### Task description
Copy out the passage below about LeUyen Pham in full, with every word and punctuation mark unchanged.

### Reading passage
+-------+
LeUyen Pham and her family boarded the second to the last helicopter from the roof of the U.S. Embassy during the fall of Saigon in 1975. She was two years old, and recalls brief stops in the Philippines, Hawaii, and Camp Pendleton Marine Base (near San Diego). The family finally settled in Temple City (in Los Angeles) with the assistance of a sponsor.
The soft-spoken Pham is now in demand by a host of publishing houses with at least five upcoming picture books, graphic novels, and chapter books already under contract. The winner of several awards for her work, she says, “Awards are not important to me. I get really nervous when people put an award on one of my books. It feels like the expectations are higher for the next project. And I am beyond nervous accepting them!” With that said, Pham treasures one accolade: the Mock Caldecott awarded by children for Big Sister. Little Sister. “It’s not something a librarian foisted on them. They genuinely liked it.”
As a child, Pham remembers weekly family visits to the library where she stayed three to four hours at a stretch. “I really loved to read,” she says. When she graduated to chapter books, she started with the As and made her way, book by book, through the Gs before her reading selections became more haphazard. Always an artist, Pham also entered the art contests sponsored by her school’s annual book fair hoping to win the $2 prize to purchase her very own books. “We were refugees and didn’t have much at home.”
+-------+
### Information supplied
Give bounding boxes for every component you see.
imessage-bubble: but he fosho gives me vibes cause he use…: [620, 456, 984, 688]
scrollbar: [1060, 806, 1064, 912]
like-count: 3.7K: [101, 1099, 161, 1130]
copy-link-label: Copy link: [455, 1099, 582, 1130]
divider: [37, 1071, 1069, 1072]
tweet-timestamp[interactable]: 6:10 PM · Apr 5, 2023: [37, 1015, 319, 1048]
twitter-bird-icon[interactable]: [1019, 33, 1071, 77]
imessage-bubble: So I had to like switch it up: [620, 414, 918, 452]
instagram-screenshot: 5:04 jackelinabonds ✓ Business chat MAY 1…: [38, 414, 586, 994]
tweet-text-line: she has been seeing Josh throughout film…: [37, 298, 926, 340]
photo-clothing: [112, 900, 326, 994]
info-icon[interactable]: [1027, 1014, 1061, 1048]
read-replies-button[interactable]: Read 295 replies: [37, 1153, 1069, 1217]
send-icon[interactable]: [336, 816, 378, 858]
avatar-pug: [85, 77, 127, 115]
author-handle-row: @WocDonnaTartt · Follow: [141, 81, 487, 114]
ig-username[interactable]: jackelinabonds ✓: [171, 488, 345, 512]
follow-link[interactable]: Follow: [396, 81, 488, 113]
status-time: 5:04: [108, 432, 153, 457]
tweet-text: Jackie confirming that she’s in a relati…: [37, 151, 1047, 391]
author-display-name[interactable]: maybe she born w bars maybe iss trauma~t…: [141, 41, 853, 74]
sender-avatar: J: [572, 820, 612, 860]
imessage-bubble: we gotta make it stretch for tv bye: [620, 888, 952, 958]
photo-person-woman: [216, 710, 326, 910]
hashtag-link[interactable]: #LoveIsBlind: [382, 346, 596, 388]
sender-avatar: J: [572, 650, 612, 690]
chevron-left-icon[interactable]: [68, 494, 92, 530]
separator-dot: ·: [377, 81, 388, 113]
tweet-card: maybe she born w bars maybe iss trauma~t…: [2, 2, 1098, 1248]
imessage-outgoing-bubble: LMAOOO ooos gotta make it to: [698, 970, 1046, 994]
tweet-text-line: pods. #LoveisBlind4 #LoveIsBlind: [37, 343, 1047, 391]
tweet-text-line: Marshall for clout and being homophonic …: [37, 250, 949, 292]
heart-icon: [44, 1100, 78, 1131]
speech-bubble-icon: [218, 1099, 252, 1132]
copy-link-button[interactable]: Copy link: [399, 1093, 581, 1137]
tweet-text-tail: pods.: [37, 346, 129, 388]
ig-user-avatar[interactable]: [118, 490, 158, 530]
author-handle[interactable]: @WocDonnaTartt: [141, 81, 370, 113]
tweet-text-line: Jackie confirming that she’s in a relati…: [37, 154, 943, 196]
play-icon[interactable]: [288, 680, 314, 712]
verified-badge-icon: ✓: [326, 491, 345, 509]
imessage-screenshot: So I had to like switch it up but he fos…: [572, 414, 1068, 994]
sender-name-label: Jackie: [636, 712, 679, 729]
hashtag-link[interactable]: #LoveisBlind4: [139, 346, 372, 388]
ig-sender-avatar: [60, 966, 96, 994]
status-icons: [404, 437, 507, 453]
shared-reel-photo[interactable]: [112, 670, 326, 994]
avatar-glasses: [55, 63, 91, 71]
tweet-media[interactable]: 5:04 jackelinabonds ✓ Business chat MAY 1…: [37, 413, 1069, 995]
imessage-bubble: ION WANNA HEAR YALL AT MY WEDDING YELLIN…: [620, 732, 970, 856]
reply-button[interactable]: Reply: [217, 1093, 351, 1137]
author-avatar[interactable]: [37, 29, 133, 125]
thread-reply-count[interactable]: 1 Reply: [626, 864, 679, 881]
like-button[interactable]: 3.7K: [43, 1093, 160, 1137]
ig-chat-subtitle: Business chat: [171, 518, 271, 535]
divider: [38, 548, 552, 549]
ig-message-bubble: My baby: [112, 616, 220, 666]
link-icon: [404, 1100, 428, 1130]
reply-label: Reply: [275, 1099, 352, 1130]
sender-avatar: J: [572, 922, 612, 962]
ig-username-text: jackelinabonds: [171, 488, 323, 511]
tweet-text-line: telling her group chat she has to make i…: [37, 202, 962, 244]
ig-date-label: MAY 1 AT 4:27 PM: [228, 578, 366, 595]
+-------+
### Response
LeUyen Pham and her family boarded the second to the last helicopter from the roof of the U.S. Embassy during the fall of Saigon in 1975. She was two years old, and recalls brief stops in the Philippines, Hawaii, and Camp Pendleton Marine Base (near San Diego). The family finally settled in Temple City (in Los Angeles) with the assistance of a sponsor.
The soft-spoken Pham is now in demand by a host of publishing houses with at least five upcoming picture books, graphic novels, and chapter books already under contract. The winner of several awards for her work, she says, “Awards are not important to me. I get really nervous when people put an award on one of my books. It feels like the expectations are higher for the next project. And I am beyond nervous accepting them!” With that said, Pham treasures one accolade: the Mock Caldecott awarded by children for Big Sister. Little Sister. “It’s not something a librarian foisted on them. They genuinely liked it.”
As a child, Pham remembers weekly family visits to the library where she stayed three to four hours at a stretch. “I really loved to read,” she says. When she graduated to chapter books, she started with the As and made her way, book by book, through the Gs before her reading selections became more haphazard. Always an artist, Pham also entered the art contests sponsored by her school’s annual book fair hoping to win the $2 prize to purchase her very own books. “We were refugees and didn’t have much at home.”